• _Sus instrucciones_:
Reproduzca sin ningún cambio las líneas de los datos que van desde el comienzo hasta la línea que contiene "share-count: 5 (280, 633, 288, 649)", ambos extremos incluidos.

□ □ □

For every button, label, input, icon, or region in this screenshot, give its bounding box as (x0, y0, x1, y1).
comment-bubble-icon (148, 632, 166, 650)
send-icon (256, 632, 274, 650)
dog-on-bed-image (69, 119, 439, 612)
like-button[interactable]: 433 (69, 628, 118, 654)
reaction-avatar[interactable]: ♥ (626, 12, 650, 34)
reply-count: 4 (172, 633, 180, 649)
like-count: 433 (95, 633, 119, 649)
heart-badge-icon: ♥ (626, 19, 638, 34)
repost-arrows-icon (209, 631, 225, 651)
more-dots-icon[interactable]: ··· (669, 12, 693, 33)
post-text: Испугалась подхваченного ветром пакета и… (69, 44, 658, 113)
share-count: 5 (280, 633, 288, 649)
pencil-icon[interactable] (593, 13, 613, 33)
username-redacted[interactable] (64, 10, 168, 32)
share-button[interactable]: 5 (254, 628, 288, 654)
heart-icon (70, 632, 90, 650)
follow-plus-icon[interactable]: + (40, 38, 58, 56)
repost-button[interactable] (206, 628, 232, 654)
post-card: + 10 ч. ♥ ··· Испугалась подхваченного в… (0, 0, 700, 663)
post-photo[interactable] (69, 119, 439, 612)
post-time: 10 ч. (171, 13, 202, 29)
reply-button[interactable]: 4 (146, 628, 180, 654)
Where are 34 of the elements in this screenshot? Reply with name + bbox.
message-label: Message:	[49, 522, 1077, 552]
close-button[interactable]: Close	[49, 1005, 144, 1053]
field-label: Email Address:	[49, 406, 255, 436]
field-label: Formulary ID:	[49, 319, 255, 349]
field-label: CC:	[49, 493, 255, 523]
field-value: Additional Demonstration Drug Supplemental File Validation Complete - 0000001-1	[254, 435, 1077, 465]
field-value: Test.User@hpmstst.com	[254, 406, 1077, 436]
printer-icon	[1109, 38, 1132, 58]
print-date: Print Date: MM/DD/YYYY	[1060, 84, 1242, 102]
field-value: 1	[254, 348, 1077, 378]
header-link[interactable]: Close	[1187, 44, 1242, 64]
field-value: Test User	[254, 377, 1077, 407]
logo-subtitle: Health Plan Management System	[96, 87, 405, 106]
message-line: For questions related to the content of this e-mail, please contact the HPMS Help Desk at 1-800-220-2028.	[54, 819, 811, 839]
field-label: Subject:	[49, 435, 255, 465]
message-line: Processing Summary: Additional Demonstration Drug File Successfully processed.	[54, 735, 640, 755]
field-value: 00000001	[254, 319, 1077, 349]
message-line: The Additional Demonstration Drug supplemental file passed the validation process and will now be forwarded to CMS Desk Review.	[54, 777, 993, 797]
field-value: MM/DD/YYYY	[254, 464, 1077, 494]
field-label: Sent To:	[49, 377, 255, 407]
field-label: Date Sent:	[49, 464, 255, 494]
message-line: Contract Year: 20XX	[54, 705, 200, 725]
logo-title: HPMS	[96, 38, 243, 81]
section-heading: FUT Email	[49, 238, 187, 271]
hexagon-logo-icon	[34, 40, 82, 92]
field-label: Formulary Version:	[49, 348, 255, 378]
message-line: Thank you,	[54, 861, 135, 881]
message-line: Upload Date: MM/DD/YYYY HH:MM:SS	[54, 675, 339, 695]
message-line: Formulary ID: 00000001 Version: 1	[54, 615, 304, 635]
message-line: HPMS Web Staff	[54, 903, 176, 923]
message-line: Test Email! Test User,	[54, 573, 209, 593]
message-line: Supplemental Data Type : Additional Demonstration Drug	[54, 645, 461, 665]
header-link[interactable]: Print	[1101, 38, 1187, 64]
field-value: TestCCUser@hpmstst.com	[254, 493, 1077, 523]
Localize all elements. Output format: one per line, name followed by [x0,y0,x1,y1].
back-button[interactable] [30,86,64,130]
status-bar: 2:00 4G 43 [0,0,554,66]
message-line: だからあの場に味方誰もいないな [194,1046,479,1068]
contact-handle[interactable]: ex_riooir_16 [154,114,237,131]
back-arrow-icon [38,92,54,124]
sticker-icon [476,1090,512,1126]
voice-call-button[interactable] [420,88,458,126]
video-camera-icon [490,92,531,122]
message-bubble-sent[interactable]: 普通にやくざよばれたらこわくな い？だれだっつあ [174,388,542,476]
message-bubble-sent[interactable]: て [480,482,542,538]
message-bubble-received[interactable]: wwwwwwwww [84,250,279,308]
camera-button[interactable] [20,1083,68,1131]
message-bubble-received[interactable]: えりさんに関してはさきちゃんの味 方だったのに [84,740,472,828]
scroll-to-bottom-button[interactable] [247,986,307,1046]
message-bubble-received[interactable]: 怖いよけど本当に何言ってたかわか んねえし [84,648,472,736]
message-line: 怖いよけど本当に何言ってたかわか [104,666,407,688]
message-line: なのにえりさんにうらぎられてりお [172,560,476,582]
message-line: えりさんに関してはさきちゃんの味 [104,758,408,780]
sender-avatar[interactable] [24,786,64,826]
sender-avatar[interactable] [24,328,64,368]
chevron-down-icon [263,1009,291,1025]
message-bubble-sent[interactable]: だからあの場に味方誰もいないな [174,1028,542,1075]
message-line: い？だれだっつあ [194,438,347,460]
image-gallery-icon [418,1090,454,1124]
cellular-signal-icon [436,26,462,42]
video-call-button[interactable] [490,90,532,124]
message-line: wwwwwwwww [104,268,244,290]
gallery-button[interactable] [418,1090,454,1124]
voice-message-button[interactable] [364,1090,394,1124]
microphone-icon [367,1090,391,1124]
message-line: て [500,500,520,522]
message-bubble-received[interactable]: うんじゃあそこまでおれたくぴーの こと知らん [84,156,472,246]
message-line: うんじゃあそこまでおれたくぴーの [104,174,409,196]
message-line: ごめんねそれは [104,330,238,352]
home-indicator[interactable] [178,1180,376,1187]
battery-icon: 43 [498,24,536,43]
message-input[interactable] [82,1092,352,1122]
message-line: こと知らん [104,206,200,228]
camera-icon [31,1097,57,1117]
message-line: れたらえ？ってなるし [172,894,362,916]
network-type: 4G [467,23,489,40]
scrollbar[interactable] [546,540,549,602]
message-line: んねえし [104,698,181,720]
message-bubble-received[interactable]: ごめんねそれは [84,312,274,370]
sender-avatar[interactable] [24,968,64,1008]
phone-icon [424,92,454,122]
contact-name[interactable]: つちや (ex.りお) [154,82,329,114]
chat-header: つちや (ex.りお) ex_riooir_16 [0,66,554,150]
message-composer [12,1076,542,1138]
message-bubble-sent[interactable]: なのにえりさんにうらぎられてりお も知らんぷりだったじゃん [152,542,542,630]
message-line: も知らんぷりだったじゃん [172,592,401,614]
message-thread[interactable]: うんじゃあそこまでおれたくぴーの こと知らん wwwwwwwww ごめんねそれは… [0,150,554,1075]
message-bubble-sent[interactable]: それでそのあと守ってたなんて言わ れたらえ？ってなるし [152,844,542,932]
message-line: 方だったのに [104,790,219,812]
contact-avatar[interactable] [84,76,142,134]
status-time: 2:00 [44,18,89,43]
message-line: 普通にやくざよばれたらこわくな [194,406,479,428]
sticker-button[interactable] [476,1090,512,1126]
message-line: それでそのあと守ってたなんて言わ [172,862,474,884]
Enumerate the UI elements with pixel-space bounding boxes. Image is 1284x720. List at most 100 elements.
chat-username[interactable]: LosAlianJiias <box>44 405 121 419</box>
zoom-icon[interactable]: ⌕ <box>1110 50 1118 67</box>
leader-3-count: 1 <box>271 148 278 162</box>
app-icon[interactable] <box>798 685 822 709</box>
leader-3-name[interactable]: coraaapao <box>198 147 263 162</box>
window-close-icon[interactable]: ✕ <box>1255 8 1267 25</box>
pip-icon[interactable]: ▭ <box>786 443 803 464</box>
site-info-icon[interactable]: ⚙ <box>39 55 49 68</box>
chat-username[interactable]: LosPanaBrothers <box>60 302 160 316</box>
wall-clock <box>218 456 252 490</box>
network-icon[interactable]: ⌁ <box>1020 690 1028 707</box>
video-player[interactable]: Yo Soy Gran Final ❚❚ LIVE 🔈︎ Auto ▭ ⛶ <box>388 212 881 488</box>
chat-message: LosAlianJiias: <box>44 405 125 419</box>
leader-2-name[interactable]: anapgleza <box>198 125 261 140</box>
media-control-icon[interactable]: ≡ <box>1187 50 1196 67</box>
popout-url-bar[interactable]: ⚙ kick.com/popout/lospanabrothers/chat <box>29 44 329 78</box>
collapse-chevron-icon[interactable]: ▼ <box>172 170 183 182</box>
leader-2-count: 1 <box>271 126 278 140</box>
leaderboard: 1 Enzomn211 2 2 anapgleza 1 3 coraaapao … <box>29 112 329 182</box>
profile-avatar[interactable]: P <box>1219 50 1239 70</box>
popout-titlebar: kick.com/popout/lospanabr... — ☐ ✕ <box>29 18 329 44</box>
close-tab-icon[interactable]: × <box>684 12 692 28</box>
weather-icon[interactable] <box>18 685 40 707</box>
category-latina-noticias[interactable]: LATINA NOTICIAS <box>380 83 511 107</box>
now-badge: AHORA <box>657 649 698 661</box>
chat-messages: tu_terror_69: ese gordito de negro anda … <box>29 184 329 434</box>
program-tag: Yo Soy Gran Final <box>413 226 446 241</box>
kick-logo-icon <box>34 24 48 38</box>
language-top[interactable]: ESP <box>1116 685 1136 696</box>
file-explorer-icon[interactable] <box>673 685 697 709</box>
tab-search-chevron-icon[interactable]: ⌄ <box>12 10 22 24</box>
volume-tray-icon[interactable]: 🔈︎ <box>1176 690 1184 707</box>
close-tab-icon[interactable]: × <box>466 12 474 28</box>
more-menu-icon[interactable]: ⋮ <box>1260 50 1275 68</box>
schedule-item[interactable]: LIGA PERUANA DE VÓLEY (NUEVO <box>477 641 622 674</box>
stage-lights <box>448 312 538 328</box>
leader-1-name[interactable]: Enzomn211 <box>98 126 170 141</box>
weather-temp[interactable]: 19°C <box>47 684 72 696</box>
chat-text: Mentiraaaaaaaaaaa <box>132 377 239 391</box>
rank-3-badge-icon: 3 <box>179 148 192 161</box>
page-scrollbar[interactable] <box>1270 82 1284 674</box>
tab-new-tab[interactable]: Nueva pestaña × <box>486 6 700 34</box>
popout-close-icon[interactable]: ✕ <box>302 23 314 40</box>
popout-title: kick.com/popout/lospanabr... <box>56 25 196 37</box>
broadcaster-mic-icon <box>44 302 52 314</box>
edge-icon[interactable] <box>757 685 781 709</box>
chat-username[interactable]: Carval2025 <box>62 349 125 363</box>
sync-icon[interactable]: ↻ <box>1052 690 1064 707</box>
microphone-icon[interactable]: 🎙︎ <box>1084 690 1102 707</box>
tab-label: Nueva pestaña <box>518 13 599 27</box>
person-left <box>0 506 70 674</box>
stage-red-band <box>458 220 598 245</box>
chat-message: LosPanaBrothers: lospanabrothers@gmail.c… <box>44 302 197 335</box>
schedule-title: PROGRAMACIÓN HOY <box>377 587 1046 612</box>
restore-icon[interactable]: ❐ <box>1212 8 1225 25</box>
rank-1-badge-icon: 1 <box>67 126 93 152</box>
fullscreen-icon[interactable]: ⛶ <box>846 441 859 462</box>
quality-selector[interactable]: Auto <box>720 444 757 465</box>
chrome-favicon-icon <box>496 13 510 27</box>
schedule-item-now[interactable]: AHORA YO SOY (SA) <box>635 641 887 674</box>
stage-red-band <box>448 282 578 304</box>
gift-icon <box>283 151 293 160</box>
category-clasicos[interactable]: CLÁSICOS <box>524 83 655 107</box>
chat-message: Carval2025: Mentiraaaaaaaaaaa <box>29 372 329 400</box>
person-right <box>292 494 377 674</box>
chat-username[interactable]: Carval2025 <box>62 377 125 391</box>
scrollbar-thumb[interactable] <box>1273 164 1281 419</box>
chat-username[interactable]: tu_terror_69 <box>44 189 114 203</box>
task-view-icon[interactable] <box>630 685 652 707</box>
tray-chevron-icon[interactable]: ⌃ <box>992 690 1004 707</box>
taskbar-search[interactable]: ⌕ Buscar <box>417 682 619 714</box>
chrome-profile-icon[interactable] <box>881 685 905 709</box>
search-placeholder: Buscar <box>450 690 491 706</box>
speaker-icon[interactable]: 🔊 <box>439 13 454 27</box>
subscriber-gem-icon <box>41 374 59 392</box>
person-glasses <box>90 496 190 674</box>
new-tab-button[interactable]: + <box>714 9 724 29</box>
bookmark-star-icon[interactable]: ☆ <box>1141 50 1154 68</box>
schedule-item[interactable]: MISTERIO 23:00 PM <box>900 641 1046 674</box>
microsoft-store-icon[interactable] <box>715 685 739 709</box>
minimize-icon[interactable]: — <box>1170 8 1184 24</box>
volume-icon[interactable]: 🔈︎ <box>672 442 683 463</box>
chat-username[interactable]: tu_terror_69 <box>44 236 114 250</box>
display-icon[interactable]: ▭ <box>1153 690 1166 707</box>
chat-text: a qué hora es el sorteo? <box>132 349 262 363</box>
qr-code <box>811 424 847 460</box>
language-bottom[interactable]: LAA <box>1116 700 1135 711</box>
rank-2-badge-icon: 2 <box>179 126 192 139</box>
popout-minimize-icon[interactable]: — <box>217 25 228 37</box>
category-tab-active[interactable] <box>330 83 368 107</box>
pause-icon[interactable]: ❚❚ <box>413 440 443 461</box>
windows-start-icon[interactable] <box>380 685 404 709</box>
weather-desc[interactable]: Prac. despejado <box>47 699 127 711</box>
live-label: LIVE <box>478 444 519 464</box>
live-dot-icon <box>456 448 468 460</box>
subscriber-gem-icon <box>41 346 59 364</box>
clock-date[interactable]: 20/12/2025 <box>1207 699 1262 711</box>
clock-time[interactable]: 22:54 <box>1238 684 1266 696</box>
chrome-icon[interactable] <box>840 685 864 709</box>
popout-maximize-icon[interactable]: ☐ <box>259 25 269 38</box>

□ □ □

• _Solución del problema_:
For every button, label, input, icon, or region in this screenshot, give its bounding box as (x0, y0, x1, y1).
comment-bubble-icon (148, 632, 166, 650)
send-icon (256, 632, 274, 650)
dog-on-bed-image (69, 119, 439, 612)
like-button[interactable]: 433 (69, 628, 118, 654)
reaction-avatar[interactable]: ♥ (626, 12, 650, 34)
reply-count: 4 (172, 633, 180, 649)
like-count: 433 (95, 633, 119, 649)
heart-badge-icon: ♥ (626, 19, 638, 34)
repost-arrows-icon (209, 631, 225, 651)
more-dots-icon[interactable]: ··· (669, 12, 693, 33)
post-text: Испугалась подхваченного ветром пакета и… (69, 44, 658, 113)
share-count: 5 (280, 633, 288, 649)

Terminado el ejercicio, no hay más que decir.